Task:
No images are to be carried over; print all other material exactly as it stands.

— BEGIN Items —

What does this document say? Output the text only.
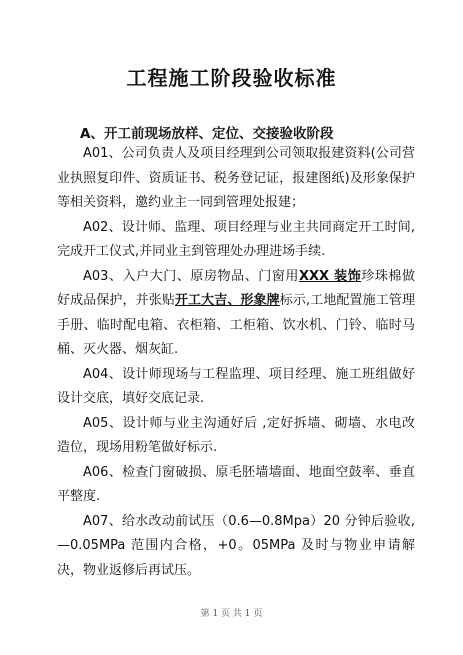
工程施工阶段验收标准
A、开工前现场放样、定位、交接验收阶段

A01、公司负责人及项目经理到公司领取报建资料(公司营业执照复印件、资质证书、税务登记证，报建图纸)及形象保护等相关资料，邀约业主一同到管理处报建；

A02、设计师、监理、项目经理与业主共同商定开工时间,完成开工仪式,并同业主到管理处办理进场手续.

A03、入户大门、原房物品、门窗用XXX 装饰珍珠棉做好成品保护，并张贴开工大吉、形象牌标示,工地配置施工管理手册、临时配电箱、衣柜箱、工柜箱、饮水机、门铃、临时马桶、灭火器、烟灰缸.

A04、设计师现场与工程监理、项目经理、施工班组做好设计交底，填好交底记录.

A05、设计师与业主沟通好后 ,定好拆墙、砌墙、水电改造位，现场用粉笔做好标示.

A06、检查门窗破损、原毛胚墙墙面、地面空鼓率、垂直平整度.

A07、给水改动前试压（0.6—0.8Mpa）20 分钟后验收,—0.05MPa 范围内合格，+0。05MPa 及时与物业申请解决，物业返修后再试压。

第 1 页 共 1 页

— END Items —

The completed task:
What does this document say? Output the text only.
工程施工阶段验收标准
A、开工前现场放样、定位、交接验收阶段

A01、公司负责人及项目经理到公司领取报建资料(公司营业执照复印件、资质证书、税务登记证，报建图纸)及形象保护等相关资料，邀约业主一同到管理处报建；

A02、设计师、监理、项目经理与业主共同商定开工时间,完成开工仪式,并同业主到管理处办理进场手续.

A03、入户大门、原房物品、门窗用XXX 装饰珍珠棉做好成品保护，并张贴开工大吉、形象牌标示,工地配置施工管理手册、临时配电箱、衣柜箱、工柜箱、饮水机、门铃、临时马桶、灭火器、烟灰缸.

A04、设计师现场与工程监理、项目经理、施工班组做好设计交底，填好交底记录.

A05、设计师与业主沟通好后 ,定好拆墙、砌墙、水电改造位，现场用粉笔做好标示.

A06、检查门窗破损、原毛胚墙墙面、地面空鼓率、垂直平整度.

A07、给水改动前试压（0.6—0.8Mpa）20 分钟后验收,—0.05MPa 范围内合格，+0。05MPa 及时与物业申请解决，物业返修后再试压。

第 1 页 共 1 页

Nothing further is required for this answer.